Textabschnitt
Under category : GESCHICHTEN NEUER MUSLIME
2129 2013/03/04 2024/12/27

Man hat mich gebeten, über den inneren Frieden zu sprechen. Und da fragte ich mich: Warum soll gerade ich das tun? Ich bin doch weder eine Gelehrte noch mit besonderer Weisheit gesegnet. Aber womöglich liegt doch ein Sinn darin, dass mir diese Aufgabe gestellt wurde. Es sollte vielleicht gar keine philosophische Behandlung des Themas „Innerer Friede“ sein, sondern der Versuch, euch, meine lieben Geschwister im Islâm, durch einen Rückblick teilhaben zu lassen, an der Suche nach einem gangbaren Ausweg aus dem uns alle zeitweise erfassenden Wirbel innerer Zerrissenheit: dem hilflosen hin und her Pendeln zwischen äußeren Zwängen, die uns ständig daran hindern, entsprechend den Idealen, zu denen wir uns bekennen, auch wirklich zu leben.

 

Da waren zunächst die Jahre bevor ich mit dem Islâm in Berührung kam. Das verzweifelte Ausschau Halten nach Richtlinien, die auch tatsächlich Gültigkeit haben. Man sah und hörte so vieles - etwa von Familienzwistigkeiten, in denen jeder auf seine Weise recht zu haben schien, an Lese- und Lernstoff, in denen sich die Dinge mal im einen, dann im anderen Licht darstellen ließen und man jedes Mal glaubte, jetzt den richtigen Ausblick gewonnen zu haben - aber es musste doch Maßstäbe geben, auf die sich die Menschen eigentlich sollten einigen können. Wer aber könnte solche Maßstäbe errichten? Irgendein hervorragender Wissenschaftler, eine geistige Größe? Und wie lange hätten dann solche Richtlinien Gültigkeit, welche Reichweite wäre ihnen zuzuerkennen?

 

Nein, auf dem Weg ging es nicht weiter. Alles Nachdenken führte in spiralförmigen Kreisen immer wieder auf den unausweichlichen Mittelpunkt zu, die Kernfrage nach Gott. Dass Er da sein muss, hatte das Herz bestätigt, weil es nicht umhin konnte, bei allem Guten, das ihm widerfuhr, Dank sagen zu wollen. Aber wem? Einem „Vater“-Gott auf erhabenem Wolkenthron? Einem leidenden Gott mit Dornenkrone? Einer aus weiter Ferne rätselhaft lächelnden fernöstlichen Gottheit? Dieses Herz mit seiner unstillbaren Sehnsucht seine Dankbarkeit abstatten zu können bestand aber auch unerbittlich darauf, dies in absoluter Aufrichtigkeit tun zu können. Es sollte aus tiefster Überzeugung heraus geschehen, nicht halbherzig mit unzähligem Wenn und Aber.

Erfasste Daten
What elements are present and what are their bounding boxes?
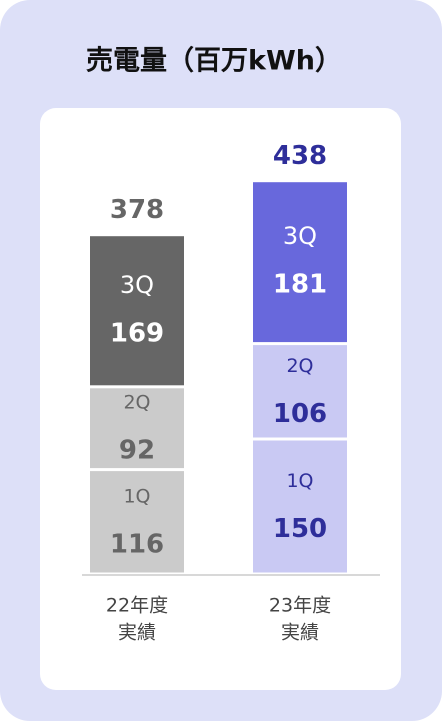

* * *

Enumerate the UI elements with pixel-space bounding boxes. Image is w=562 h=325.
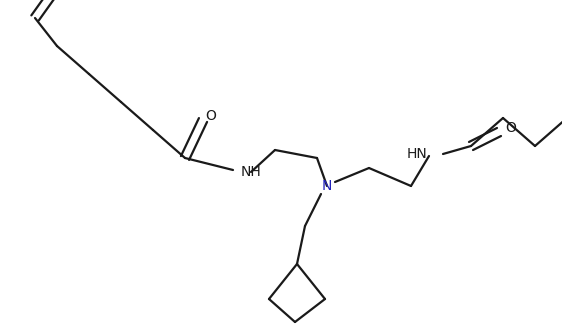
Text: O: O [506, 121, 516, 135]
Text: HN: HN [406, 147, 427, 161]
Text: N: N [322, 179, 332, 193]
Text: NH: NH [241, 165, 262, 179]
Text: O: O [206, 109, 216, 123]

--

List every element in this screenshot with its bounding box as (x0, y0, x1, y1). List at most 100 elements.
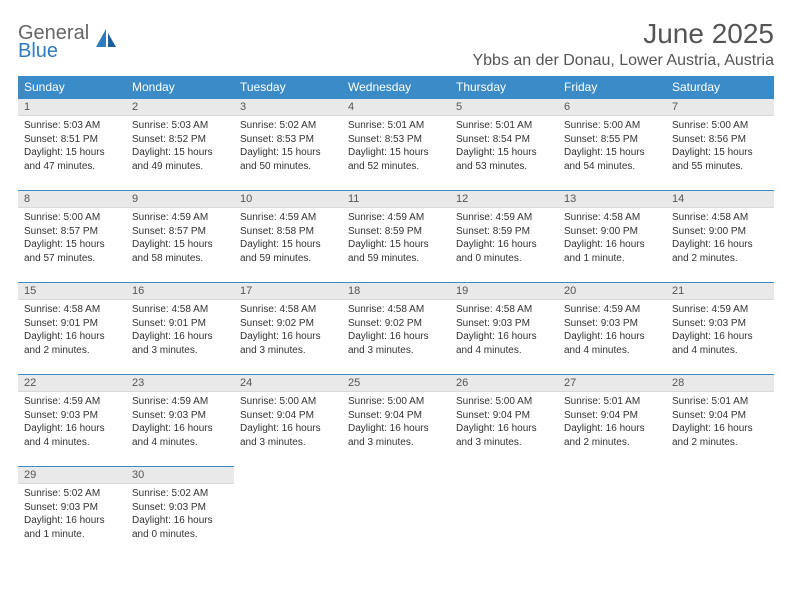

Aufgaben zur Übung
1. Entnimm dem Textabschnitt über den inneren Frieden die Stelle, die bei „Nein, auf dem“ beginnt und bei „Wenn und Aber.“ endet.
2. Woran erkannte das Herz laut dem Textabschnitt über den inneren Frieden, dass Gott da sein muss?

Antworten zur Übung
1.
Nein, auf dem Weg ging es nicht weiter. Alles Nachdenken führte in spiralförmigen Kreisen immer wieder auf den unausweichlichen Mittelpunkt zu, die Kernfrage nach Gott. Dass Er da sein muss, hatte das Herz bestätigt, weil es nicht umhin konnte, bei allem Guten, das ihm widerfuhr, Dank sagen zu wollen. Aber wem? Einem „Vater“-Gott auf erhabenem Wolkenthron? Einem leidenden Gott mit Dornenkrone? Einer aus weiter Ferne rätselhaft lächelnden fernöstlichen Gottheit? Dieses Herz mit seiner unstillbaren Sehnsucht seine Dankbarkeit abstatten zu können bestand aber auch unerbittlich darauf, dies in absoluter Aufrichtigkeit tun zu können. Es sollte aus tiefster Überzeugung heraus geschehen, nicht halbherzig mit unzähligem Wenn und Aber.

2. Das Herz konnte bei allem Guten, das ihm widerfuhr, nicht umhin, Dank sagen zu wollen. Damit hatte es bestätigt, dass Gott da sein muss.